* _What needs to be done_:
Your task is to output the entries below word for word.

Dataset records:

^^^^^^^^^^^^^^^^

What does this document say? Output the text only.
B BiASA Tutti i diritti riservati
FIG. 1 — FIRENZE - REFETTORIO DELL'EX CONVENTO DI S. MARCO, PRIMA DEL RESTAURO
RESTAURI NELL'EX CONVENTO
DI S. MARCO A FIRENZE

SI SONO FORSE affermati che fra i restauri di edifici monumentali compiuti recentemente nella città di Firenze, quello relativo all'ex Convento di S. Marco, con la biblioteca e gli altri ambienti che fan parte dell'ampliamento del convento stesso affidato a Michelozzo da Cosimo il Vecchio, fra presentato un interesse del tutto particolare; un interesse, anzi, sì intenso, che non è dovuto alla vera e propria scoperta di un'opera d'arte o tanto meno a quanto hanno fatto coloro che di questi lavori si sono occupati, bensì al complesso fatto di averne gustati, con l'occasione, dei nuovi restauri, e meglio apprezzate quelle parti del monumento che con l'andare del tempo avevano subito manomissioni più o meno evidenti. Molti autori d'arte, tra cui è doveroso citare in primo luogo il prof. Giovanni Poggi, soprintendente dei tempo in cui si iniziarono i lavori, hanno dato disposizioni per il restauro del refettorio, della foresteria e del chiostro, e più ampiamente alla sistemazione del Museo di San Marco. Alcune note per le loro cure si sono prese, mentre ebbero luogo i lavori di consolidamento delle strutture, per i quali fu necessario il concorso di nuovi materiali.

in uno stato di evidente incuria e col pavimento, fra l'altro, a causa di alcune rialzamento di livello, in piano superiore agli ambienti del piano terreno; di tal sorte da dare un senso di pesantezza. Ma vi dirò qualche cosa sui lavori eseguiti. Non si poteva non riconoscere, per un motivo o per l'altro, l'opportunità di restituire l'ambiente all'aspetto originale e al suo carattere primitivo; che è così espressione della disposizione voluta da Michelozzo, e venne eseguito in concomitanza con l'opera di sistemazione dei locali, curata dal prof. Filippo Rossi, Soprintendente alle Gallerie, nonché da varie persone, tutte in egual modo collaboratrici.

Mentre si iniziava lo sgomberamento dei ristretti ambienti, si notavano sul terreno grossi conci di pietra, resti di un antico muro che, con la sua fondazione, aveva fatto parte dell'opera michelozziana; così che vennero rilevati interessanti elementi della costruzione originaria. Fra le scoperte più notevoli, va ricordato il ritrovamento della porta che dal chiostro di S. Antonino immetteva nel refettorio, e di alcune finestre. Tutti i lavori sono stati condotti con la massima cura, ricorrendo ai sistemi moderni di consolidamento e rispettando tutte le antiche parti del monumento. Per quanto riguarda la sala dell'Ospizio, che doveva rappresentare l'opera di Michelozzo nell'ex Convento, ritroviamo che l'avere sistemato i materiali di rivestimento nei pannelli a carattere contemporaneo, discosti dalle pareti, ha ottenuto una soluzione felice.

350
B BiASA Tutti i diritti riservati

^^^^^^^^^^^^^^^^

* _Result of this exercise_:
What does this document say? Output the text only.
B BiASA Tutti i diritti riservati
FIG. 1 — FIRENZE - REFETTORIO DELL'EX CONVENTO DI S. MARCO, PRIMA DEL RESTAURO
RESTAURI NELL'EX CONVENTO
DI S. MARCO A FIRENZE

SI SONO FORSE affermati che fra i restauri di edifici monumentali compiuti recentemente nella città di Firenze, quello relativo all'ex Convento di S. Marco, con la biblioteca e gli altri ambienti che fan parte dell'ampliamento del convento stesso affidato a Michelozzo da Cosimo il Vecchio, fra presentato un interesse del tutto particolare; un interesse, anzi, sì intenso, che non è dovuto alla vera e propria scoperta di un'opera d'arte o tanto meno a quanto hanno fatto coloro che di questi lavori si sono occupati, bensì al complesso fatto di averne gustati, con l'occasione, dei nuovi restauri, e meglio apprezzate quelle parti del monumento che con l'andare del tempo avevano subito manomissioni più o meno evidenti. Molti autori d'arte, tra cui è doveroso citare in primo luogo il prof. Giovanni Poggi, soprintendente dei tempo in cui si iniziarono i lavori, hanno dato disposizioni per il restauro del refettorio, della foresteria e del chiostro, e più ampiamente alla sistemazione del Museo di San Marco. Alcune note per le loro cure si sono prese, mentre ebbero luogo i lavori di consolidamento delle strutture, per i quali fu necessario il concorso di nuovi materiali.

in uno stato di evidente incuria e col pavimento, fra l'altro, a causa di alcune rialzamento di livello, in piano superiore agli ambienti del piano terreno; di tal sorte da dare un senso di pesantezza. Ma vi dirò qualche cosa sui lavori eseguiti. Non si poteva non riconoscere, per un motivo o per l'altro, l'opportunità di restituire l'ambiente all'aspetto originale e al suo carattere primitivo; che è così espressione della disposizione voluta da Michelozzo, e venne eseguito in concomitanza con l'opera di sistemazione dei locali, curata dal prof. Filippo Rossi, Soprintendente alle Gallerie, nonché da varie persone, tutte in egual modo collaboratrici.

Mentre si iniziava lo sgomberamento dei ristretti ambienti, si notavano sul terreno grossi conci di pietra, resti di un antico muro che, con la sua fondazione, aveva fatto parte dell'opera michelozziana; così che vennero rilevati interessanti elementi della costruzione originaria. Fra le scoperte più notevoli, va ricordato il ritrovamento della porta che dal chiostro di S. Antonino immetteva nel refettorio, e di alcune finestre. Tutti i lavori sono stati condotti con la massima cura, ricorrendo ai sistemi moderni di consolidamento e rispettando tutte le antiche parti del monumento. Per quanto riguarda la sala dell'Ospizio, che doveva rappresentare l'opera di Michelozzo nell'ex Convento, ritroviamo che l'avere sistemato i materiali di rivestimento nei pannelli a carattere contemporaneo, discosti dalle pareti, ha ottenuto una soluzione felice.

350
B BiASA Tutti i diritti riservati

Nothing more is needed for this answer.